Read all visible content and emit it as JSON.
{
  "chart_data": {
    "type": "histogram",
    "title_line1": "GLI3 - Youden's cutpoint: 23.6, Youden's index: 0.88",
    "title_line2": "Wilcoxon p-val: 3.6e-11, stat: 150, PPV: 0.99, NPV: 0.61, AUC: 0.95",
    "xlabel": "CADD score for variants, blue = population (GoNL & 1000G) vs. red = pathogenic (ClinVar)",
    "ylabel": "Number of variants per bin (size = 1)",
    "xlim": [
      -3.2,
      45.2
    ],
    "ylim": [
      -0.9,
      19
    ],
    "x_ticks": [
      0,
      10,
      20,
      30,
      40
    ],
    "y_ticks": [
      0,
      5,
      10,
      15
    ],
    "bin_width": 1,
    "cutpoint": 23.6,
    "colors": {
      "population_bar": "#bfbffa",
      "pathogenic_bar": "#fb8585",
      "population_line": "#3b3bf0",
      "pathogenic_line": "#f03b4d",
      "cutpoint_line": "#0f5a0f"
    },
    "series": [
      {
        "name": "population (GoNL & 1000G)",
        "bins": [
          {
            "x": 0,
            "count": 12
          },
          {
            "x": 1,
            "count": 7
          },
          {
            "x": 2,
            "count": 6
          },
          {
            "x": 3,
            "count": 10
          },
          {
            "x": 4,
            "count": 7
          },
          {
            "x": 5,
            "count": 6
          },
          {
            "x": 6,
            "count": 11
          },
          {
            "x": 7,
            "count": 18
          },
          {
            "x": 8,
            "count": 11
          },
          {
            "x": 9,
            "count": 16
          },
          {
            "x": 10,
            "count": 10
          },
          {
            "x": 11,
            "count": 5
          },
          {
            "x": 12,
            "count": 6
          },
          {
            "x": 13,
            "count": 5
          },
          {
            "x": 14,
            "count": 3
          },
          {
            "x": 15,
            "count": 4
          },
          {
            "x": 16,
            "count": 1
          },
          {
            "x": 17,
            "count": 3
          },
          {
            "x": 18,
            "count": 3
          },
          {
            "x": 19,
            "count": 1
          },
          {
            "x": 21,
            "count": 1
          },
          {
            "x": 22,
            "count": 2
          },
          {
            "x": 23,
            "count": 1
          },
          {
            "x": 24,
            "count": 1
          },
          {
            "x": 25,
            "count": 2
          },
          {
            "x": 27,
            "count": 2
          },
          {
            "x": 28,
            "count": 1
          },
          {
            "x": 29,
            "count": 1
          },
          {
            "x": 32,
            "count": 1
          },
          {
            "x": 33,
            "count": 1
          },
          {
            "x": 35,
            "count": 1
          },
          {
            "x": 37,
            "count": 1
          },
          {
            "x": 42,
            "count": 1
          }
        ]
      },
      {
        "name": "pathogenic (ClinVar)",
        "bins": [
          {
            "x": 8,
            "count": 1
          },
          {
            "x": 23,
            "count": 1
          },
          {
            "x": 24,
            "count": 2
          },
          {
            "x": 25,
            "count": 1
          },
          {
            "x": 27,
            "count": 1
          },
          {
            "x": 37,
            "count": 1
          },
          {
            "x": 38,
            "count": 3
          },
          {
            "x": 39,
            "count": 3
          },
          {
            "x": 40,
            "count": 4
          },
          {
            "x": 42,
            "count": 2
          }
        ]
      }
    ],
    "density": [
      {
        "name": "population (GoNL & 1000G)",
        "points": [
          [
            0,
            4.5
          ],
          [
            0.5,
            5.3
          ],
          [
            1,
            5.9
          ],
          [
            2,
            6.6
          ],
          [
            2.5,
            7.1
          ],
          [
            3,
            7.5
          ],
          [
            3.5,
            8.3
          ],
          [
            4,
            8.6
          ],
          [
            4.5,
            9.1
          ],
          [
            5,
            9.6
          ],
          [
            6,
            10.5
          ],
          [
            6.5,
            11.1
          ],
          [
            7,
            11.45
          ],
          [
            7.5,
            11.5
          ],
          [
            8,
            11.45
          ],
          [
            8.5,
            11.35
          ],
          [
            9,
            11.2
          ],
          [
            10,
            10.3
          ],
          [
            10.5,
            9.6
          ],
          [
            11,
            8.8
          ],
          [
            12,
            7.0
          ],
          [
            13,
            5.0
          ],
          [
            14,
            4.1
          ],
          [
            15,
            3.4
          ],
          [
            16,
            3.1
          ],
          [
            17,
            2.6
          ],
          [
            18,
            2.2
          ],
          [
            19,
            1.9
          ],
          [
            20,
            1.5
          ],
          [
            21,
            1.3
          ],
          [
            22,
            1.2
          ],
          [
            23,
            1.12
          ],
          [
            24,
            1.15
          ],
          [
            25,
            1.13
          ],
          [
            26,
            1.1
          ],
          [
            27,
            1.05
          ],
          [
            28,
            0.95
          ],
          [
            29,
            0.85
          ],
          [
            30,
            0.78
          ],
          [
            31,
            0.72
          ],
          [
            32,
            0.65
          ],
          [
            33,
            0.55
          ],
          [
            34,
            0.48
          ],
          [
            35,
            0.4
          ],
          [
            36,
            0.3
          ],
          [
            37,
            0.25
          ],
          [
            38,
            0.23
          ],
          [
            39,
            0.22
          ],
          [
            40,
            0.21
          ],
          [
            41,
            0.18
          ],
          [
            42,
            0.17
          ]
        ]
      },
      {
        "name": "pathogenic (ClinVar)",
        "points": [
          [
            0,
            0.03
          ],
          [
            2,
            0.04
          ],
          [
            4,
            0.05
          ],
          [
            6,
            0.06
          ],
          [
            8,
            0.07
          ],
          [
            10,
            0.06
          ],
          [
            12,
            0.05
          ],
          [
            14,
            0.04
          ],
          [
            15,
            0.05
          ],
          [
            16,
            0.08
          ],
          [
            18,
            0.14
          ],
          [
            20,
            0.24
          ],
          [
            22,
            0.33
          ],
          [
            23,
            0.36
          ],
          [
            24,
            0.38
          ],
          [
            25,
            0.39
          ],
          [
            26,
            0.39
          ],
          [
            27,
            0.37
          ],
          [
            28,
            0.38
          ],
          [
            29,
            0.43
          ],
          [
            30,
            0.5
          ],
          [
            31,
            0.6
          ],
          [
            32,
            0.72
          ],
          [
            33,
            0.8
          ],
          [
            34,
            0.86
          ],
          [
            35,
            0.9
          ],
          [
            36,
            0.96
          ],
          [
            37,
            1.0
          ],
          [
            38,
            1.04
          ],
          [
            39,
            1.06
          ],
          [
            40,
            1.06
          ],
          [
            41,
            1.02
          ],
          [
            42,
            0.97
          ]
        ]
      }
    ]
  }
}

:: Your task ::
Determine the number of lines in the data that include the word "variants", and provide that number without comment.

:: Output of the task ::
2